[Records from a collection of figures]
-------

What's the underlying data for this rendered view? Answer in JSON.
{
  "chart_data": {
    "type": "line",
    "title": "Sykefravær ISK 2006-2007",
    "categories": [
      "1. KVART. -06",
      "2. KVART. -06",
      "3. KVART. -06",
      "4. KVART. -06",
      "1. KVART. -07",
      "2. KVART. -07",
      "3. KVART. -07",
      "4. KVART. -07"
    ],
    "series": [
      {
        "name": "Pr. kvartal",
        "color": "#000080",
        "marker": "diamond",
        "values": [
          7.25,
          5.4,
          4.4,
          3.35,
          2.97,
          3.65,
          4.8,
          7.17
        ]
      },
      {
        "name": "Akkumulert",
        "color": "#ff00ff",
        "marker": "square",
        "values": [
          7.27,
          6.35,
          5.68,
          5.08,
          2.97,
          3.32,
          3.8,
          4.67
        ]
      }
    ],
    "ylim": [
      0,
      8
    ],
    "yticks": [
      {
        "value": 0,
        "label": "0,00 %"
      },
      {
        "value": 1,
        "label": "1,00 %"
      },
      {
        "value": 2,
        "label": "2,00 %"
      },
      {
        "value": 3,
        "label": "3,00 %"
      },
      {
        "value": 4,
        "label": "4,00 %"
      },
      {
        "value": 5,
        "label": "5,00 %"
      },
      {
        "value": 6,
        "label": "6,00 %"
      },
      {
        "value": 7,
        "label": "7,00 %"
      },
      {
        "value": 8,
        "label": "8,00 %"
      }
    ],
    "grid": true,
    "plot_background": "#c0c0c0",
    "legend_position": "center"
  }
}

-------

- Instruction
Can you restate every record above word for word?

- Solution below
What's the underlying data for this rendered view? Answer in JSON.
{
  "chart_data": {
    "type": "line",
    "title": "Sykefravær ISK 2006-2007",
    "categories": [
      "1. KVART. -06",
      "2. KVART. -06",
      "3. KVART. -06",
      "4. KVART. -06",
      "1. KVART. -07",
      "2. KVART. -07",
      "3. KVART. -07",
      "4. KVART. -07"
    ],
    "series": [
      {
        "name": "Pr. kvartal",
        "color": "#000080",
        "marker": "diamond",
        "values": [
          7.25,
          5.4,
          4.4,
          3.35,
          2.97,
          3.65,
          4.8,
          7.17
        ]
      },
      {
        "name": "Akkumulert",
        "color": "#ff00ff",
        "marker": "square",
        "values": [
          7.27,
          6.35,
          5.68,
          5.08,
          2.97,
          3.32,
          3.8,
          4.67
        ]
      }
    ],
    "ylim": [
      0,
      8
    ],
    "yticks": [
      {
        "value": 0,
        "label": "0,00 %"
      },
      {
        "value": 1,
        "label": "1,00 %"
      },
      {
        "value": 2,
        "label": "2,00 %"
      },
      {
        "value": 3,
        "label": "3,00 %"
      },
      {
        "value": 4,
        "label": "4,00 %"
      },
      {
        "value": 5,
        "label": "5,00 %"
      },
      {
        "value": 6,
        "label": "6,00 %"
      },
      {
        "value": 7,
        "label": "7,00 %"
      },
      {
        "value": 8,
        "label": "8,00 %"
      }
    ],
    "grid": true,
    "plot_background": "#c0c0c0",
    "legend_position": "center"
  }
}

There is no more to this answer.